▶ _Set problem_
Give all the lines below again, exactly, with no pictures.

▶ _The records_
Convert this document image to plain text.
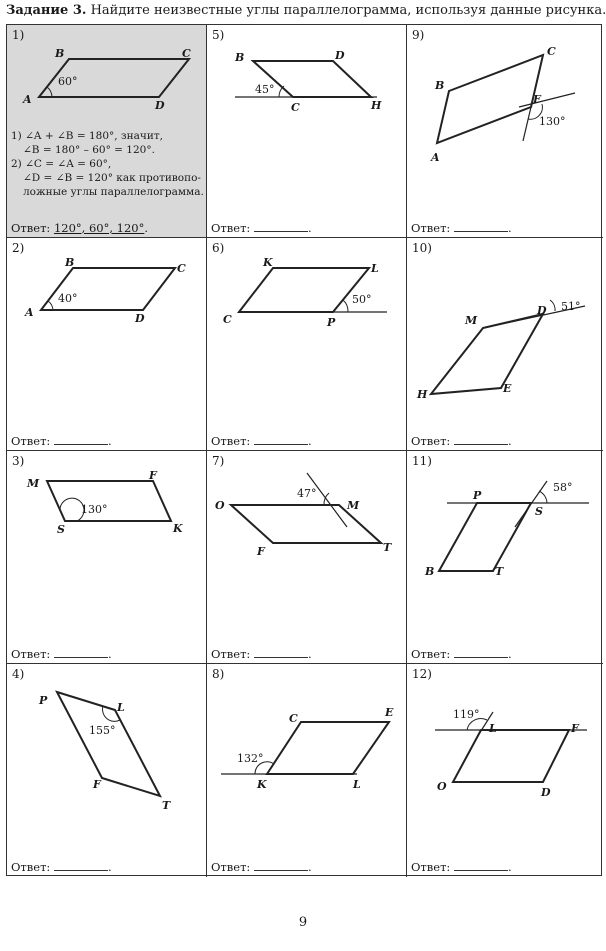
Задание 3. Найдите неизвестные углы параллелограмма, используя данные рисунка.
1)
B	C
A	D
60°
1) ∠A + ∠B = 180°, значит,
∠B = 180° – 60° = 120°.
2) ∠C = ∠A = 60°,
∠D = ∠B = 120° как противопо-
ложные углы параллелограмма.
Ответ: 120°, 60°, 120°.
2)
B	C
A	D
40°
Ответ:	.
3)
M
F
S	K
130°
Ответ:	.
4)
P
L
F
T
155°
Ответ:	.
5)
B	D
C	H
45°
Ответ:	.
6)
K	L
C	P
50°
Ответ:	.
7)
O	M
F	T
47°
Ответ:	.
8)
C	E
K	L
132°
Ответ:	.
9)
B
C
F
A
130°
Ответ:	.
10)
M
D
H	E
51°
Ответ:	.
11)
P
S
B	T
58°
Ответ:	.
12)
L	F
O	D
119°
Ответ:	.
9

▶ _Solution for this task_
Convert this document image to plain text.
Задание 3. Найдите неизвестные углы параллелограмма, используя данные рисунка.
1)
B	C
A	D
60°
1) ∠A + ∠B = 180°, значит,
∠B = 180° – 60° = 120°.
2) ∠C = ∠A = 60°,
∠D = ∠B = 120° как противопо-
ложные углы параллелограмма.
Ответ: 120°, 60°, 120°.
2)
B	C
A	D
40°
Ответ:	.
3)
M
F
S	K
130°
Ответ:	.
4)
P
L
F
T
155°
Ответ:	.
5)
B	D
C	H
45°
Ответ:	.
6)
K	L
C	P
50°
Ответ:	.
7)
O	M
F	T
47°
Ответ:	.
8)
C	E
K	L
132°
Ответ:	.
9)
B
C
F
A
130°
Ответ:	.
10)
M
D
H	E
51°
Ответ:	.
11)
P
S
B	T
58°
Ответ:	.
12)
L	F
O	D
119°
Ответ:	.
9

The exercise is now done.